— WRITTEN TASK —
Repeat the full listing, word for word.

Stored entries:

════════════════════

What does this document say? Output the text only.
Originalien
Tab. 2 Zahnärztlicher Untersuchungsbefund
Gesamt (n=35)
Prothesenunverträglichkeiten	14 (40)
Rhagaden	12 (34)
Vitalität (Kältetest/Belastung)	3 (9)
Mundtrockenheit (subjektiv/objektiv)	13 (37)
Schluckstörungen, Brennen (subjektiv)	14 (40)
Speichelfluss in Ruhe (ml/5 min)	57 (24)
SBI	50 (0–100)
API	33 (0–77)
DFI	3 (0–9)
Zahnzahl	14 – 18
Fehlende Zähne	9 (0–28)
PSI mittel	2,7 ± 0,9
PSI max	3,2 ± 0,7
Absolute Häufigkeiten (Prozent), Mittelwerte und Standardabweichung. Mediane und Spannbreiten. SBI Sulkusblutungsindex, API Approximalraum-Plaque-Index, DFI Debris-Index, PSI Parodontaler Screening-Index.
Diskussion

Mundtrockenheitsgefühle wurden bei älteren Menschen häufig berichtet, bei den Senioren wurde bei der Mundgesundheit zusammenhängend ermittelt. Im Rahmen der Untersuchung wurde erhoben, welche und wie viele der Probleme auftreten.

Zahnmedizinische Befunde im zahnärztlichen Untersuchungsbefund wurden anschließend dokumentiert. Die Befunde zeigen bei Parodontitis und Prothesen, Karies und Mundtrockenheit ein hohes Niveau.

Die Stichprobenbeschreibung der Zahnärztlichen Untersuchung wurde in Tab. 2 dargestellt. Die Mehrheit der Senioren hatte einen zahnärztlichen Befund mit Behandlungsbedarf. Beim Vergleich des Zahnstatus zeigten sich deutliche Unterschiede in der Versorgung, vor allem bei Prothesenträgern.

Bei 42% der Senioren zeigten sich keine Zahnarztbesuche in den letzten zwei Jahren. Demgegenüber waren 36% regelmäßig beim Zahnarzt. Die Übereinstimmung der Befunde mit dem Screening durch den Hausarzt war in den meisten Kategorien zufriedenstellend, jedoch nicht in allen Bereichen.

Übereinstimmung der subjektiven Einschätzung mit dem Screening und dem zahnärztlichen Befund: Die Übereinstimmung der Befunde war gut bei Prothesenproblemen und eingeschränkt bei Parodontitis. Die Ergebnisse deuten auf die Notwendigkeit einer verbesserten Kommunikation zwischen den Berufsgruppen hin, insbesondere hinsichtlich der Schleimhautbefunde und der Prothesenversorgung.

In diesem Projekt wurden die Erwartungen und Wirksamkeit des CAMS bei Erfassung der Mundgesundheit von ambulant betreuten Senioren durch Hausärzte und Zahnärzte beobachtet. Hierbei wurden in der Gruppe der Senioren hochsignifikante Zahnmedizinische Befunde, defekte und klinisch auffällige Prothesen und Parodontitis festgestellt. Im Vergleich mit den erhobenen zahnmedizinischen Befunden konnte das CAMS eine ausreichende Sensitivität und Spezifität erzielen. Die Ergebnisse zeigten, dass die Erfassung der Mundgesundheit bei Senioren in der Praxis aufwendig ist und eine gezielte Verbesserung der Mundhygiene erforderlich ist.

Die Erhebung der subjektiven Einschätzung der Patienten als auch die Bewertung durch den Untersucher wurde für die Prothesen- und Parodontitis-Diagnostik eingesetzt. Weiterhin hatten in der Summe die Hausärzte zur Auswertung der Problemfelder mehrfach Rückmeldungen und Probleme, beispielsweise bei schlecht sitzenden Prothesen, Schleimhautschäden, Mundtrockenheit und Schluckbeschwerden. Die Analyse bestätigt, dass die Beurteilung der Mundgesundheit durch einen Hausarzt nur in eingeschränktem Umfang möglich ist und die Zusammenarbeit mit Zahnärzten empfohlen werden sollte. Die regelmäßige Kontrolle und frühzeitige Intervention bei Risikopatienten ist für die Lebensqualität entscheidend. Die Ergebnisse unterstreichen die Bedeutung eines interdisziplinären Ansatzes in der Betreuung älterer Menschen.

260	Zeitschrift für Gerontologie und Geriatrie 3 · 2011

════════════════════

— REPLY TO THE EXERCISE —
What does this document say? Output the text only.
Originalien
Tab. 2 Zahnärztlicher Untersuchungsbefund
Gesamt (n=35)
Prothesenunverträglichkeiten	14 (40)
Rhagaden	12 (34)
Vitalität (Kältetest/Belastung)	3 (9)
Mundtrockenheit (subjektiv/objektiv)	13 (37)
Schluckstörungen, Brennen (subjektiv)	14 (40)
Speichelfluss in Ruhe (ml/5 min)	57 (24)
SBI	50 (0–100)
API	33 (0–77)
DFI	3 (0–9)
Zahnzahl	14 – 18
Fehlende Zähne	9 (0–28)
PSI mittel	2,7 ± 0,9
PSI max	3,2 ± 0,7
Absolute Häufigkeiten (Prozent), Mittelwerte und Standardabweichung. Mediane und Spannbreiten. SBI Sulkusblutungsindex, API Approximalraum-Plaque-Index, DFI Debris-Index, PSI Parodontaler Screening-Index.
Diskussion

Mundtrockenheitsgefühle wurden bei älteren Menschen häufig berichtet, bei den Senioren wurde bei der Mundgesundheit zusammenhängend ermittelt. Im Rahmen der Untersuchung wurde erhoben, welche und wie viele der Probleme auftreten.

Zahnmedizinische Befunde im zahnärztlichen Untersuchungsbefund wurden anschließend dokumentiert. Die Befunde zeigen bei Parodontitis und Prothesen, Karies und Mundtrockenheit ein hohes Niveau.

Die Stichprobenbeschreibung der Zahnärztlichen Untersuchung wurde in Tab. 2 dargestellt. Die Mehrheit der Senioren hatte einen zahnärztlichen Befund mit Behandlungsbedarf. Beim Vergleich des Zahnstatus zeigten sich deutliche Unterschiede in der Versorgung, vor allem bei Prothesenträgern.

Bei 42% der Senioren zeigten sich keine Zahnarztbesuche in den letzten zwei Jahren. Demgegenüber waren 36% regelmäßig beim Zahnarzt. Die Übereinstimmung der Befunde mit dem Screening durch den Hausarzt war in den meisten Kategorien zufriedenstellend, jedoch nicht in allen Bereichen.

Übereinstimmung der subjektiven Einschätzung mit dem Screening und dem zahnärztlichen Befund: Die Übereinstimmung der Befunde war gut bei Prothesenproblemen und eingeschränkt bei Parodontitis. Die Ergebnisse deuten auf die Notwendigkeit einer verbesserten Kommunikation zwischen den Berufsgruppen hin, insbesondere hinsichtlich der Schleimhautbefunde und der Prothesenversorgung.

In diesem Projekt wurden die Erwartungen und Wirksamkeit des CAMS bei Erfassung der Mundgesundheit von ambulant betreuten Senioren durch Hausärzte und Zahnärzte beobachtet. Hierbei wurden in der Gruppe der Senioren hochsignifikante Zahnmedizinische Befunde, defekte und klinisch auffällige Prothesen und Parodontitis festgestellt. Im Vergleich mit den erhobenen zahnmedizinischen Befunden konnte das CAMS eine ausreichende Sensitivität und Spezifität erzielen. Die Ergebnisse zeigten, dass die Erfassung der Mundgesundheit bei Senioren in der Praxis aufwendig ist und eine gezielte Verbesserung der Mundhygiene erforderlich ist.

Die Erhebung der subjektiven Einschätzung der Patienten als auch die Bewertung durch den Untersucher wurde für die Prothesen- und Parodontitis-Diagnostik eingesetzt. Weiterhin hatten in der Summe die Hausärzte zur Auswertung der Problemfelder mehrfach Rückmeldungen und Probleme, beispielsweise bei schlecht sitzenden Prothesen, Schleimhautschäden, Mundtrockenheit und Schluckbeschwerden. Die Analyse bestätigt, dass die Beurteilung der Mundgesundheit durch einen Hausarzt nur in eingeschränktem Umfang möglich ist und die Zusammenarbeit mit Zahnärzten empfohlen werden sollte. Die regelmäßige Kontrolle und frühzeitige Intervention bei Risikopatienten ist für die Lebensqualität entscheidend. Die Ergebnisse unterstreichen die Bedeutung eines interdisziplinären Ansatzes in der Betreuung älterer Menschen.

260	Zeitschrift für Gerontologie und Geriatrie 3 · 2011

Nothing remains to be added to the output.